**To be done**
In the entries below, identify every line with the string "牢记使命" and copy it.
— start Exercise inputs —
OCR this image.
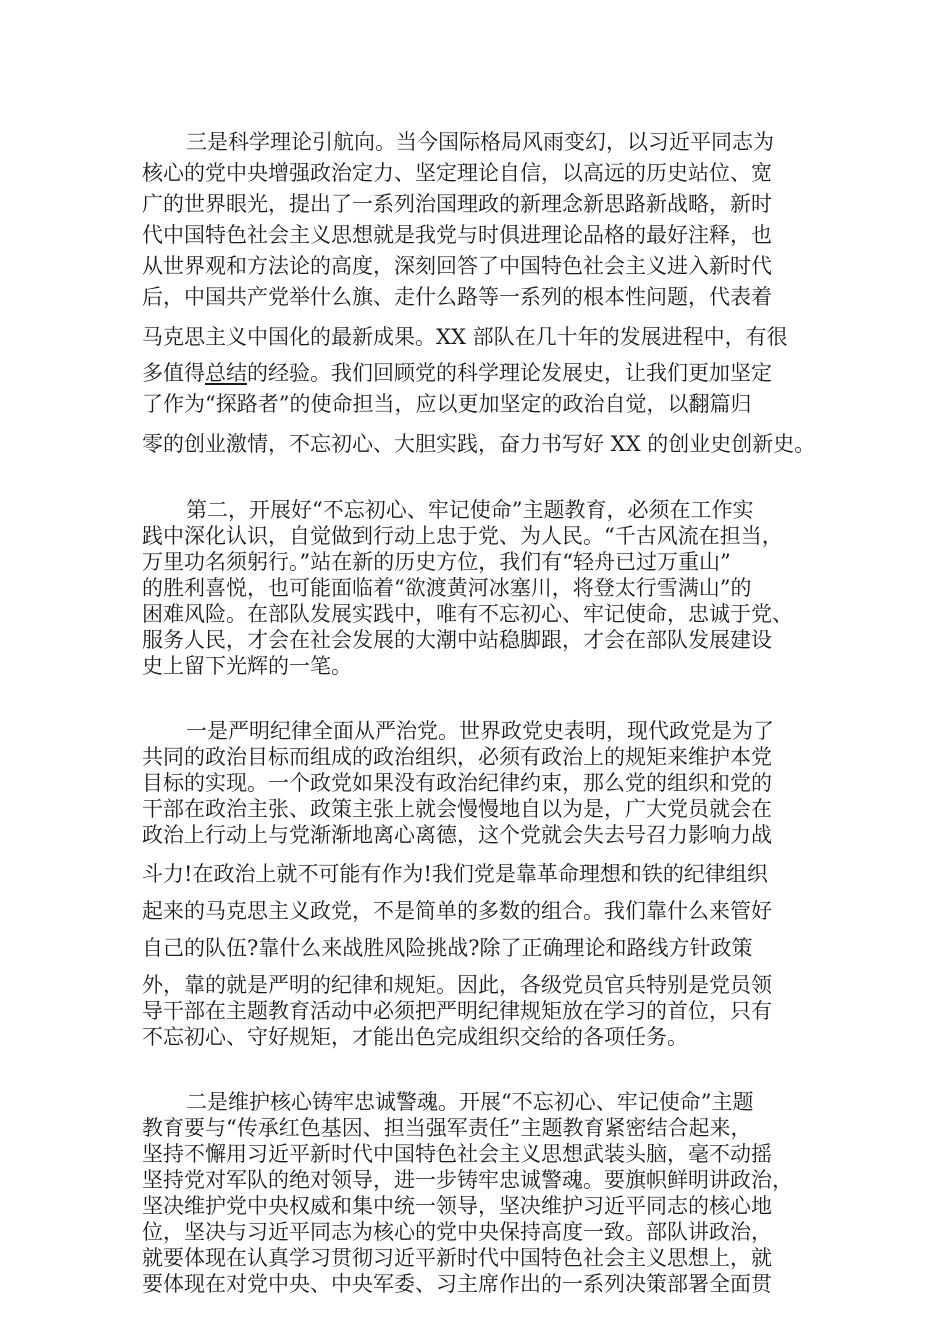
三是科学理论引航向。当今国际格局风雨变幻，以习近平同志为

核心的党中央增强政治定力、坚定理论自信，以高远的历史站位、宽

广的世界眼光，提出了一系列治国理政的新理念新思路新战略，新时

代中国特色社会主义思想就是我党与时俱进理论品格的最好注释，也

从世界观和方法论的高度，深刻回答了中国特色社会主义进入新时代

后，中国共产党举什么旗、走什么路等一系列的根本性问题，代表着

马克思主义中国化的最新成果。XX 部队在几十年的发展进程中，有很

多值得总结的经验。我们回顾党的科学理论发展史，让我们更加坚定

了作为“探路者”的使命担当，应以更加坚定的政治自觉，以翻篇归

零的创业激情，不忘初心、大胆实践，奋力书写好 XX 的创业史创新史。

第二，开展好“不忘初心、牢记使命”主题教育，必须在工作实

践中深化认识，自觉做到行动上忠于党、为人民。“千古风流在担当，

万里功名须躬行。”站在新的历史方位，我们有“轻舟已过万重山”

的胜利喜悦，也可能面临着“欲渡黄河冰塞川，将登太行雪满山”的

困难风险。在部队发展实践中，唯有不忘初心、牢记使命，忠诚于党、

服务人民，才会在社会发展的大潮中站稳脚跟，才会在部队发展建设

史上留下光辉的一笔。

一是严明纪律全面从严治党。世界政党史表明，现代政党是为了

共同的政治目标而组成的政治组织，必须有政治上的规矩来维护本党

目标的实现。一个政党如果没有政治纪律约束，那么党的组织和党的

干部在政治主张、政策主张上就会慢慢地自以为是，广大党员就会在

政治上行动上与党渐渐地离心离德，这个党就会失去号召力影响力战

斗力!在政治上就不可能有作为!我们党是靠革命理想和铁的纪律组织

起来的马克思主义政党，不是简单的多数的组合。我们靠什么来管好

自己的队伍?靠什么来战胜风险挑战?除了正确理论和路线方针政策

外，靠的就是严明的纪律和规矩。因此，各级党员官兵特别是党员领

导干部在主题教育活动中必须把严明纪律规矩放在学习的首位，只有

不忘初心、守好规矩，才能出色完成组织交给的各项任务。

二是维护核心铸牢忠诚警魂。开展“不忘初心、牢记使命”主题

教育要与“传承红色基因、担当强军责任”主题教育紧密结合起来，

坚持不懈用习近平新时代中国特色社会主义思想武装头脑，毫不动摇

坚持党对军队的绝对领导，进一步铸牢忠诚警魂。要旗帜鲜明讲政治，

坚决维护党中央权威和集中统一领导，坚决维护习近平同志的核心地

位，坚决与习近平同志为核心的党中央保持高度一致。部队讲政治，

就要体现在认真学习贯彻习近平新时代中国特色社会主义思想上，就

要体现在对党中央、中央军委、习主席作出的一系列决策部署全面贯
— end Exercise inputs —
**Solution to this task**
第二，开展好“不忘初心、牢记使命”主题教育，必须在工作实
困难风险。在部队发展实践中，唯有不忘初心、牢记使命，忠诚于党、
二是维护核心铸牢忠诚警魂。开展“不忘初心、牢记使命”主题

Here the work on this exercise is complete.